Select, from the data, each line where "colors" occurs.

____

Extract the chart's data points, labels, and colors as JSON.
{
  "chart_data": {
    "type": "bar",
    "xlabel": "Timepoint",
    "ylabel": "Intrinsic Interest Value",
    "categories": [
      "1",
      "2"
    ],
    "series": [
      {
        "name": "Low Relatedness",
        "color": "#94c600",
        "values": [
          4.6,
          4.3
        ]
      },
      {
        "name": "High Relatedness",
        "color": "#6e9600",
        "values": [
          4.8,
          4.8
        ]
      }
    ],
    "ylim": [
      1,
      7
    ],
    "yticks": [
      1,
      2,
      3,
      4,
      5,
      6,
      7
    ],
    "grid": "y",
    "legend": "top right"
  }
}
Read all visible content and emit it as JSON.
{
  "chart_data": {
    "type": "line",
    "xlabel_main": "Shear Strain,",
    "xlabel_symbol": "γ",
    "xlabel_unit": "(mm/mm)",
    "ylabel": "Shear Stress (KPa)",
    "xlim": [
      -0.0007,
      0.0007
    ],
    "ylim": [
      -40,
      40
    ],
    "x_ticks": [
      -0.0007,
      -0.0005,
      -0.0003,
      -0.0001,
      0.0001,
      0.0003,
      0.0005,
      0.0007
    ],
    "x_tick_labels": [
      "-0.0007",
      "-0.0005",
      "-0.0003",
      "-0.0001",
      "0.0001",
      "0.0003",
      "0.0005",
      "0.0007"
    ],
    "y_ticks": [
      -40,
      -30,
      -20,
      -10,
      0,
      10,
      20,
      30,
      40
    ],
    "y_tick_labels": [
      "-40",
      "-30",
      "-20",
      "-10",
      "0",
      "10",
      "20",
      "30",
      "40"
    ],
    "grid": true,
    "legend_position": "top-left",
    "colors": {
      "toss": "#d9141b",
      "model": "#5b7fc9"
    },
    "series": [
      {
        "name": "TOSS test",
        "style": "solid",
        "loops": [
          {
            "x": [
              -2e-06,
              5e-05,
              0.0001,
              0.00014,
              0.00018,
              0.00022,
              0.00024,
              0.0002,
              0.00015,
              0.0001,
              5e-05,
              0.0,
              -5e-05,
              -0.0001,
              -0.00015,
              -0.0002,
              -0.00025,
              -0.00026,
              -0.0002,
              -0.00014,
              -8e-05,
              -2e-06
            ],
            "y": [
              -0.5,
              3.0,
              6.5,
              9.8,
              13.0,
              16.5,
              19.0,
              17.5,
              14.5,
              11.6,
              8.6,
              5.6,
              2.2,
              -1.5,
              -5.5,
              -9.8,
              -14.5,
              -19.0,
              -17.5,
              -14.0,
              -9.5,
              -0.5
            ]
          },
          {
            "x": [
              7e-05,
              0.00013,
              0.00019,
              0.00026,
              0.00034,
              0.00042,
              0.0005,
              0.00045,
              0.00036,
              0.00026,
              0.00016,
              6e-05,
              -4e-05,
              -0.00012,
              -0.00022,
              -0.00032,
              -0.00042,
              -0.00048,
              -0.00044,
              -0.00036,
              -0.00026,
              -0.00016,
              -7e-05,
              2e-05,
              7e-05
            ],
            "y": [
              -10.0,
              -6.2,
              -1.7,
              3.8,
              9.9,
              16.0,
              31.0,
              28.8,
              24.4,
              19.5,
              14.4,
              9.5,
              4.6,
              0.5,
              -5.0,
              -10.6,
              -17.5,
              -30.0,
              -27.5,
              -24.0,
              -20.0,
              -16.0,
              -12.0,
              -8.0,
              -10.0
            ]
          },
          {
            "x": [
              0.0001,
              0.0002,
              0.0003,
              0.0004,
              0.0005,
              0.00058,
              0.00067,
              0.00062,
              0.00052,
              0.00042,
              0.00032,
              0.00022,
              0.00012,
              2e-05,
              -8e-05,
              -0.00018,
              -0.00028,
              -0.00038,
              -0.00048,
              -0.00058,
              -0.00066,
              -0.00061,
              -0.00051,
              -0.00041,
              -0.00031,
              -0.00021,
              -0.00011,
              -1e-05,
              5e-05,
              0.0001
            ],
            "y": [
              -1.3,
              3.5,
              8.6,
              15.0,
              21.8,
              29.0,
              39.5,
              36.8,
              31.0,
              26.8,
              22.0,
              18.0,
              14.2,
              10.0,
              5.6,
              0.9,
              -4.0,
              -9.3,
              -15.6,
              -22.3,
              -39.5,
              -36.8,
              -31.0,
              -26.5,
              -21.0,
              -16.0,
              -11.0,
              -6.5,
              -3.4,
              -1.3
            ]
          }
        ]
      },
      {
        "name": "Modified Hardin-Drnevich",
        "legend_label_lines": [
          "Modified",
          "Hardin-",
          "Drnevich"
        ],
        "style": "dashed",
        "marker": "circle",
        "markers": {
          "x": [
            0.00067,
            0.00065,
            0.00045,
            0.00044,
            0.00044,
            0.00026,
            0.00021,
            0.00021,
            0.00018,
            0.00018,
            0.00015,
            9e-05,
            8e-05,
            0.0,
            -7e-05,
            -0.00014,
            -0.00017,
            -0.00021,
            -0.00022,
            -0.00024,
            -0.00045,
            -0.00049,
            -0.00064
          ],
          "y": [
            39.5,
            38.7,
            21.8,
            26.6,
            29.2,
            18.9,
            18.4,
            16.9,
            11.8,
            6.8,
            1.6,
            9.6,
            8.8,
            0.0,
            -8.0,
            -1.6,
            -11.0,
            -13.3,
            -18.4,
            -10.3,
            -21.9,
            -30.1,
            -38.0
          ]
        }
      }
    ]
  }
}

____

THE OUTPUT:
Extract the chart's data points, labels, and colors as JSON.
    "colors": {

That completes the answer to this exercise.